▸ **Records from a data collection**

• • • •

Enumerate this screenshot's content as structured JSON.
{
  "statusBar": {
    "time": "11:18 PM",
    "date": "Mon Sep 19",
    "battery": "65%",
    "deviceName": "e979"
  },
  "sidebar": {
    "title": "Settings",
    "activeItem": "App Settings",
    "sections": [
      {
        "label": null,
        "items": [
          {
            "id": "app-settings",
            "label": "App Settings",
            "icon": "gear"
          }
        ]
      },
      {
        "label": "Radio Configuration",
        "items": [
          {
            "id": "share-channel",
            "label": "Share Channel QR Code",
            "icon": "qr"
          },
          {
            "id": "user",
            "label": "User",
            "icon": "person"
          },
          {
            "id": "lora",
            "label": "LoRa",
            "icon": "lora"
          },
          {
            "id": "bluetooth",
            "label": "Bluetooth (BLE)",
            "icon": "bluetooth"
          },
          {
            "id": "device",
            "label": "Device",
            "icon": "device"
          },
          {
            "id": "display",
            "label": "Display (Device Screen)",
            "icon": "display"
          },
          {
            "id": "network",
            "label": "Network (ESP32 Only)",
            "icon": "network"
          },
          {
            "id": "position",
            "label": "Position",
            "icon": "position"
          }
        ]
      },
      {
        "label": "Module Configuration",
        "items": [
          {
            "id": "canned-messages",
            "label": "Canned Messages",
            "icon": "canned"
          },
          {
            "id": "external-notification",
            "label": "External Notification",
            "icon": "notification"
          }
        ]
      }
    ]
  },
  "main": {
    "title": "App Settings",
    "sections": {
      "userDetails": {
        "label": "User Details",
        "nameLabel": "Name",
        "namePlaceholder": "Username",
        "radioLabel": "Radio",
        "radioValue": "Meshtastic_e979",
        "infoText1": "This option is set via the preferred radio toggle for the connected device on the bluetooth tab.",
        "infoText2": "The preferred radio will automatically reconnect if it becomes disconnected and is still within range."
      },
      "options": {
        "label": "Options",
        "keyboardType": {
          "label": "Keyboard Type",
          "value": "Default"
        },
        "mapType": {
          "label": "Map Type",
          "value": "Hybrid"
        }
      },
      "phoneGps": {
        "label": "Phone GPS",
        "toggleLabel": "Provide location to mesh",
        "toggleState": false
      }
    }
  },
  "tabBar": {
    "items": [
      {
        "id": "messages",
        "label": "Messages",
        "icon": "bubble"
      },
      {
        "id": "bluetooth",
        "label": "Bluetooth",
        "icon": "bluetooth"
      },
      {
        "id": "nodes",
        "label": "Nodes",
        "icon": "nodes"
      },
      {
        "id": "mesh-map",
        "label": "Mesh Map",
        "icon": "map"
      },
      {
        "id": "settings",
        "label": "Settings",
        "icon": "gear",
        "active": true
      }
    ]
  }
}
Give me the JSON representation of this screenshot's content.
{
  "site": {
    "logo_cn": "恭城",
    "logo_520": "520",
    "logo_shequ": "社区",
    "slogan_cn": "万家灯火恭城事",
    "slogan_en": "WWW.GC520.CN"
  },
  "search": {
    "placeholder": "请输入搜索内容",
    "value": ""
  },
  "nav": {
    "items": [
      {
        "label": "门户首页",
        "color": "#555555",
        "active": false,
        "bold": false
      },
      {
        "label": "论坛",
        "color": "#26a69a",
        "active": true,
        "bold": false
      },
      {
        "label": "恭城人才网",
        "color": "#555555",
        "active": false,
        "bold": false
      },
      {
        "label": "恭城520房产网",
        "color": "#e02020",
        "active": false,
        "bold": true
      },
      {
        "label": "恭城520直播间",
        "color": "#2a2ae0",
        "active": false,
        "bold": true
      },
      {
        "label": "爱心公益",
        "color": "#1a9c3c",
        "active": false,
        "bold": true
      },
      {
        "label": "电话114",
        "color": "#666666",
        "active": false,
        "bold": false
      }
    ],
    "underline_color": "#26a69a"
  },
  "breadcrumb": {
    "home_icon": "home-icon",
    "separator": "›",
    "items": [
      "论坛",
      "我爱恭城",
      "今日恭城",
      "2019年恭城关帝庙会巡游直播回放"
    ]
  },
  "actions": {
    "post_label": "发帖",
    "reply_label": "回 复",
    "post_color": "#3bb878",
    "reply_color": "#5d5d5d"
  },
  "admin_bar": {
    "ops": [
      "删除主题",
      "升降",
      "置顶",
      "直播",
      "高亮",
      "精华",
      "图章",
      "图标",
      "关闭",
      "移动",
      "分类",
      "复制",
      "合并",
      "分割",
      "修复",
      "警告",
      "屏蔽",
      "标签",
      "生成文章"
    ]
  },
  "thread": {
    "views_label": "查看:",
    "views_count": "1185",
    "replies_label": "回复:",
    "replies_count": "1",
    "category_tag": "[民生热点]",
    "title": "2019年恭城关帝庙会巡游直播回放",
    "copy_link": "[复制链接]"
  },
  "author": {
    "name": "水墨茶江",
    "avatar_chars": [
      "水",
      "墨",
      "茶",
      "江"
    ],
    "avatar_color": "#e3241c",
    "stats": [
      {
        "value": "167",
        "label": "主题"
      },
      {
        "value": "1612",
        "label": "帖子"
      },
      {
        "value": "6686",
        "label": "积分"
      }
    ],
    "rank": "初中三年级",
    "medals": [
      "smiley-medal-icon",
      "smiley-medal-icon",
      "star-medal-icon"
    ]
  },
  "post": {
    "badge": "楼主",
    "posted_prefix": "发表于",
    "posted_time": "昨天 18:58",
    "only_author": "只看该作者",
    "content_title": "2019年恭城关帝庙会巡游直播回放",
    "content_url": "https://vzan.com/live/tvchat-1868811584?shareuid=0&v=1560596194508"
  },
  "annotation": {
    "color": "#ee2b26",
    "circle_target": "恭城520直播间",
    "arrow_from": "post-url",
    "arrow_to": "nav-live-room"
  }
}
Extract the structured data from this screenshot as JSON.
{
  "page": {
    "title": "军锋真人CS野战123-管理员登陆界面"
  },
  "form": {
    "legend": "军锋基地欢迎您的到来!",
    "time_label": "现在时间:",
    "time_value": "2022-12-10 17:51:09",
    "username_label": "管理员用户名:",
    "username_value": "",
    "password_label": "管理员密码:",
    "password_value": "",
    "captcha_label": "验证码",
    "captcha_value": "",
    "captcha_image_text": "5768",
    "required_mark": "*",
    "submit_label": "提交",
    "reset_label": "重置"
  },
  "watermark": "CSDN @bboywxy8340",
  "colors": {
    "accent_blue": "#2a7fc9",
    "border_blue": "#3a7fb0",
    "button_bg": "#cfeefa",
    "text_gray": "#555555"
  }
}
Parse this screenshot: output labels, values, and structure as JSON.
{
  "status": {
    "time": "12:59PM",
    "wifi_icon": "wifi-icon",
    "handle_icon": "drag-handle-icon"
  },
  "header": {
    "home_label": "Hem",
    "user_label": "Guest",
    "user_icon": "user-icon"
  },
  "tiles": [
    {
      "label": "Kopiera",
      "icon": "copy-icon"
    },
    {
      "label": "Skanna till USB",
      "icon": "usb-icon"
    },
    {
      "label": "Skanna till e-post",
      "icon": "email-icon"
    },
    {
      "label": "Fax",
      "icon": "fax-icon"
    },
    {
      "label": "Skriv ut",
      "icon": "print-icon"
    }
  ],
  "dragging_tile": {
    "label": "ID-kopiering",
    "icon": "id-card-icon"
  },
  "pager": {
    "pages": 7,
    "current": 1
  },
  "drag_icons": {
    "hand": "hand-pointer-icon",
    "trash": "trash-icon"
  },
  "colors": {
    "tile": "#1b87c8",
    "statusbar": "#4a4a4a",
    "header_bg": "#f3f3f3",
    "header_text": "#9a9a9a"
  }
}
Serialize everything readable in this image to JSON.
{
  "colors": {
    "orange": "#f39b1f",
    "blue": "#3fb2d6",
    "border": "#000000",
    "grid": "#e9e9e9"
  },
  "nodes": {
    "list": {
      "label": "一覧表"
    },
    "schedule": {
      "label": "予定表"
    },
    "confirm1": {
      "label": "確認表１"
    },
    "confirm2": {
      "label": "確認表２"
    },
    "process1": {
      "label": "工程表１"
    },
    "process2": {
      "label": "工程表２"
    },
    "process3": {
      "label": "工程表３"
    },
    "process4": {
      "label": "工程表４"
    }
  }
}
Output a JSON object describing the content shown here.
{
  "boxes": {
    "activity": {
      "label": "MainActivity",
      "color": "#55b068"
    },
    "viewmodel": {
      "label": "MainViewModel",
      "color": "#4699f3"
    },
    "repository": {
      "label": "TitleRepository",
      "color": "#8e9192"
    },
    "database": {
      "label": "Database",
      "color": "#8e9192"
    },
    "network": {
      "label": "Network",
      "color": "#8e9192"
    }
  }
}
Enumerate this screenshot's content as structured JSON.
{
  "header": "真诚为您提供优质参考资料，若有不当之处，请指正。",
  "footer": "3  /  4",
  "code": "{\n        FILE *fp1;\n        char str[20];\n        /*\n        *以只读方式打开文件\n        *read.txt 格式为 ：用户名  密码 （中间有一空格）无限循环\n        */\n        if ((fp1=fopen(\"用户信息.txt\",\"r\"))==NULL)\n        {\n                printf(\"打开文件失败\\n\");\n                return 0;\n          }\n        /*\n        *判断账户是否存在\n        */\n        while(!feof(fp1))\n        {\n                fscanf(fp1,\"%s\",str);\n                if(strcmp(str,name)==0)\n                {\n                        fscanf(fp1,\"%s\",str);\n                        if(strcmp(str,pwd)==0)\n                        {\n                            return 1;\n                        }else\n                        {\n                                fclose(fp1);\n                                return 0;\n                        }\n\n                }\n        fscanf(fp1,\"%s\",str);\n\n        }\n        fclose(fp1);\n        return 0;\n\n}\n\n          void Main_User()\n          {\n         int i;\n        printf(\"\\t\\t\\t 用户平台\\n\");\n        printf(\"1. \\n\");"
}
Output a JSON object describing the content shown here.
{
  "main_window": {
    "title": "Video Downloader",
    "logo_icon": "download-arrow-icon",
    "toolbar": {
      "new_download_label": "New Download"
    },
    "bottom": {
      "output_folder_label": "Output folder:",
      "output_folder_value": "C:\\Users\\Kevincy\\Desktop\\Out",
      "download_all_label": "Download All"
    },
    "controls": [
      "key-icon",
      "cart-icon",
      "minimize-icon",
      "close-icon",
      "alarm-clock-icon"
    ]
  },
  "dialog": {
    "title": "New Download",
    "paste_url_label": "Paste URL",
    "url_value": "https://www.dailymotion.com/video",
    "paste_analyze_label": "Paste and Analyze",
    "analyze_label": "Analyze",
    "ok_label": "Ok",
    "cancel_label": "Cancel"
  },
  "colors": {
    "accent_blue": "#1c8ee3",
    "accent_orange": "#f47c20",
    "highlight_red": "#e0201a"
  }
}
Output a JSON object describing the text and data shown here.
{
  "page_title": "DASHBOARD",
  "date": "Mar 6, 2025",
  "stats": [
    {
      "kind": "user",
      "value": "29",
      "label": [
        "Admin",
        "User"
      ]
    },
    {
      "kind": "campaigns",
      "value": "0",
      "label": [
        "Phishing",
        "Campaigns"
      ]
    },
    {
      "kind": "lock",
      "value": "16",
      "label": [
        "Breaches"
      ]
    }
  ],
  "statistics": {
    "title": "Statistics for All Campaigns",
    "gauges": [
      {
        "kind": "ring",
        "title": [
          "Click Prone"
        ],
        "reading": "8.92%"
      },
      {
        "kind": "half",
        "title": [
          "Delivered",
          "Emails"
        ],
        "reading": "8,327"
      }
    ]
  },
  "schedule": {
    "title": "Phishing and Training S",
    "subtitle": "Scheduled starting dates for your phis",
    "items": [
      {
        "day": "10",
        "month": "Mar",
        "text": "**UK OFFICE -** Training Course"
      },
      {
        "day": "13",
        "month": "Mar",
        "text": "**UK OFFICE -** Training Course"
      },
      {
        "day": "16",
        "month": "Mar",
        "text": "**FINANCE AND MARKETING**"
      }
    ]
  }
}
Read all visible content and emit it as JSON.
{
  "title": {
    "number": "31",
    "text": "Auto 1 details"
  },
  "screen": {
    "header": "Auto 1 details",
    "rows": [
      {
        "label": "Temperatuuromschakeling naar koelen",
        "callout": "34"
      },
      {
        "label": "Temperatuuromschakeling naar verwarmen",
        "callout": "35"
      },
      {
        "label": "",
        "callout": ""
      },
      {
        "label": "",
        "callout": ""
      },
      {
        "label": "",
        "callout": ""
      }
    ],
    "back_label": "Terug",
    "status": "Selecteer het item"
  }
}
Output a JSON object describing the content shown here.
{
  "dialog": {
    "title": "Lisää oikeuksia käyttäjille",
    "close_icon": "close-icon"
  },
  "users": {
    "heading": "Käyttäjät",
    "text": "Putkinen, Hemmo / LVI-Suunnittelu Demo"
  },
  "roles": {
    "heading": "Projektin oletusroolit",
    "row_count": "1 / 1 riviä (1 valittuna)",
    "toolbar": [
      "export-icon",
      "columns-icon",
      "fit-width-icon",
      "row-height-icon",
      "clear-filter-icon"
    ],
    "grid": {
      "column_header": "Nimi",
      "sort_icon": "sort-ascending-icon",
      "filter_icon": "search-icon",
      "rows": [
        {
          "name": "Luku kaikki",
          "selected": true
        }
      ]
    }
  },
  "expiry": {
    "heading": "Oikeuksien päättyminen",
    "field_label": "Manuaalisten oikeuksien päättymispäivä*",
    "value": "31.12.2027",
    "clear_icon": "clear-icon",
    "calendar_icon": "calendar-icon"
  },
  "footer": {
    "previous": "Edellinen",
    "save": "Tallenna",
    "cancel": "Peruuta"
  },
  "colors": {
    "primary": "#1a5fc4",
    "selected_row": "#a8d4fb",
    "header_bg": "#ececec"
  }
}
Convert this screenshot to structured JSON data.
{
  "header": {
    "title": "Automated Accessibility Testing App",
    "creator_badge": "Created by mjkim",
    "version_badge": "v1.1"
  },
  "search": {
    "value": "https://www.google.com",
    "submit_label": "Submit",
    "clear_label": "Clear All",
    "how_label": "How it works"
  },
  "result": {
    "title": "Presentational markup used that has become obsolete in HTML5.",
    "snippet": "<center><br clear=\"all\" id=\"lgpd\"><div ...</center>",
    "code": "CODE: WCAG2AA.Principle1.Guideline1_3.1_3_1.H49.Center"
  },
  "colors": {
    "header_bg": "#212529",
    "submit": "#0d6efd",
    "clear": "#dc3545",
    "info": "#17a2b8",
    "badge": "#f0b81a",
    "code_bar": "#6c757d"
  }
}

• • • •

For the listing above, identify each line bearing "screenshot".

Enumerate this screenshot's content as structured JSON.
Give me the JSON representation of this screenshot's content.
Extract the structured data from this screenshot as JSON.
Parse this screenshot: output labels, values, and structure as JSON.
Enumerate this screenshot's content as structured JSON.
Convert this screenshot to structured JSON data.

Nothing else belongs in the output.